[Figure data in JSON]
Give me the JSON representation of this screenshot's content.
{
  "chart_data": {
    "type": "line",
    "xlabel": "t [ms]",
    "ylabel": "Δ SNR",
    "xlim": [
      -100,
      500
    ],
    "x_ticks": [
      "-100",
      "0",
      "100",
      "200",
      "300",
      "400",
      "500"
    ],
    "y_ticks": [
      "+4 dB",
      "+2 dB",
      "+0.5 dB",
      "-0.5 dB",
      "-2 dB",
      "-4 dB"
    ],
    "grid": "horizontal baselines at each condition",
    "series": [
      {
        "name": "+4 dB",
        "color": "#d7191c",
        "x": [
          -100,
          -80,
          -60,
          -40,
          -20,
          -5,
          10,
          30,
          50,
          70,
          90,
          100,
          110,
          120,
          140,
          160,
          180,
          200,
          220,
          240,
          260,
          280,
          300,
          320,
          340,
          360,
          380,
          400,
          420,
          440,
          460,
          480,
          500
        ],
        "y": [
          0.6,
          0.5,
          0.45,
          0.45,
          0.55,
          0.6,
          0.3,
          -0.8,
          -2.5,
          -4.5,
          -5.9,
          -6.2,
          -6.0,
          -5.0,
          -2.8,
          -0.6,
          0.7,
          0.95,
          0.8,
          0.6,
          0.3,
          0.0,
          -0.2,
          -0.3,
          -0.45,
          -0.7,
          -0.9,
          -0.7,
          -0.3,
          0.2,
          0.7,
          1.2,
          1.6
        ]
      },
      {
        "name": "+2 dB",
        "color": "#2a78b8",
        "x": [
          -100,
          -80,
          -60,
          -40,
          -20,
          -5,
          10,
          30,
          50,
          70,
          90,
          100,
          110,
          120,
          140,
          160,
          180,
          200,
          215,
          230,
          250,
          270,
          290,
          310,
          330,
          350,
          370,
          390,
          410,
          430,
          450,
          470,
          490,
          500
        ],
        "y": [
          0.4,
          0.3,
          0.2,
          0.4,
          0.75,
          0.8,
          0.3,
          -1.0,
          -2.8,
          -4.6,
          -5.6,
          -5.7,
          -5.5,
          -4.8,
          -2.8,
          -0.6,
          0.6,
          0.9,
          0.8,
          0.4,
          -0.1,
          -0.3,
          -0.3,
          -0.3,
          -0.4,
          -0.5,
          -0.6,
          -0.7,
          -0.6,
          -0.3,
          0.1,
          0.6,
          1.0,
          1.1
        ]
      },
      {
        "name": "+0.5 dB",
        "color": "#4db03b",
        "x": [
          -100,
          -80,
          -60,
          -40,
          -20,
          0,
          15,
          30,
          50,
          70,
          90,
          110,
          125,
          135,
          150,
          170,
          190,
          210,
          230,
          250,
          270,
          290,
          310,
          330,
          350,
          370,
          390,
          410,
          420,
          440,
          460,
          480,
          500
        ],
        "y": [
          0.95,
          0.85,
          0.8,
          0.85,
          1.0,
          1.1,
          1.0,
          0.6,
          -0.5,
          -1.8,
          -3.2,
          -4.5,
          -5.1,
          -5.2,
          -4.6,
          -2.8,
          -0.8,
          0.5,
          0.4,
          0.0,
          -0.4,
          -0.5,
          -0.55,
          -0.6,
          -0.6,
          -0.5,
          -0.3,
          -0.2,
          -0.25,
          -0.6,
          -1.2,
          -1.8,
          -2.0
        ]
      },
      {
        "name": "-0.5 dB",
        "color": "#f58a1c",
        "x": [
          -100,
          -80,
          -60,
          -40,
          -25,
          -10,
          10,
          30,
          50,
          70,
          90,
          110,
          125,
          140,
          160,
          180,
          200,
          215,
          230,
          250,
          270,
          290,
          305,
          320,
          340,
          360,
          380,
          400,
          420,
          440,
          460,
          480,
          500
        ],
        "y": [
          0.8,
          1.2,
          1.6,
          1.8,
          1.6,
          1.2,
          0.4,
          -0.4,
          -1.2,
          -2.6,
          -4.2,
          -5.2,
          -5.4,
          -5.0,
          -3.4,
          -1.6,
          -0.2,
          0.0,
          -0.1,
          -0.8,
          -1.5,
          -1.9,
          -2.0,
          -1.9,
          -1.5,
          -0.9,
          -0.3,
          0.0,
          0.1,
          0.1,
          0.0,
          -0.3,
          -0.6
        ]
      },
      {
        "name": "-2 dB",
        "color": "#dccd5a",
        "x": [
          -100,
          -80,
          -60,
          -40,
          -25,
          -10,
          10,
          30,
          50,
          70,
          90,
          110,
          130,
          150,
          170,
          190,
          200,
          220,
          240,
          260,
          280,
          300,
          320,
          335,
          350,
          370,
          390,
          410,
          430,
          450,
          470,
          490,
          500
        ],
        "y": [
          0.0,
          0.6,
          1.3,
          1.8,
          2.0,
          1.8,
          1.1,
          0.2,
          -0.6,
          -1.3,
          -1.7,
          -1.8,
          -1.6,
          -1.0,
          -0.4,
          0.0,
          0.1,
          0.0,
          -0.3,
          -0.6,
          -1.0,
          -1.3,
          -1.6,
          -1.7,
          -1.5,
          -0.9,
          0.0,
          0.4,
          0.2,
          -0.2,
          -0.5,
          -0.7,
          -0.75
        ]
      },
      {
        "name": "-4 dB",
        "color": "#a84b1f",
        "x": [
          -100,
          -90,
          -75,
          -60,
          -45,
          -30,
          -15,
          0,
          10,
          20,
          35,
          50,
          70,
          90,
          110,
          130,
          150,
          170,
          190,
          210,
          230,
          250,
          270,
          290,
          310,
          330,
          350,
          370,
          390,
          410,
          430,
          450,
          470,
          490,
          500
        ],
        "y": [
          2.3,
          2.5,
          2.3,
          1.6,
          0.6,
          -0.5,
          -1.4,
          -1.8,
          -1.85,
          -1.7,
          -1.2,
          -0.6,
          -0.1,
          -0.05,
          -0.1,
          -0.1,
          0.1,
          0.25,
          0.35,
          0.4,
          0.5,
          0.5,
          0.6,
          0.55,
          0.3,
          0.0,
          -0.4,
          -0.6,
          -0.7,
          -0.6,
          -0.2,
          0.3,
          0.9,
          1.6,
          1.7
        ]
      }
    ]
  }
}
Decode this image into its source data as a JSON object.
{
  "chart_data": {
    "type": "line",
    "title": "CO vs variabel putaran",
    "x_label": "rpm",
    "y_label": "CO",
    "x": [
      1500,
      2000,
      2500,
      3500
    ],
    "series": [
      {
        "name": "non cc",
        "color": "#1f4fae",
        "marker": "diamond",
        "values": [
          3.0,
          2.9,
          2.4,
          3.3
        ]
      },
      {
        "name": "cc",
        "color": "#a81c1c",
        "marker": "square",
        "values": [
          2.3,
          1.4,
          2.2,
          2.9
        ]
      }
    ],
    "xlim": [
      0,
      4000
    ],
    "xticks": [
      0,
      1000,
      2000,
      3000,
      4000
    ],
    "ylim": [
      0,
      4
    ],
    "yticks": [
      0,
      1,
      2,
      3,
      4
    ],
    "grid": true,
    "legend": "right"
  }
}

[Exercise prompt] Keep only the lines that hold the string "grid", and copy them out.

[Answer for the task]
    "grid": "horizontal baselines at each condition",
    "grid": true,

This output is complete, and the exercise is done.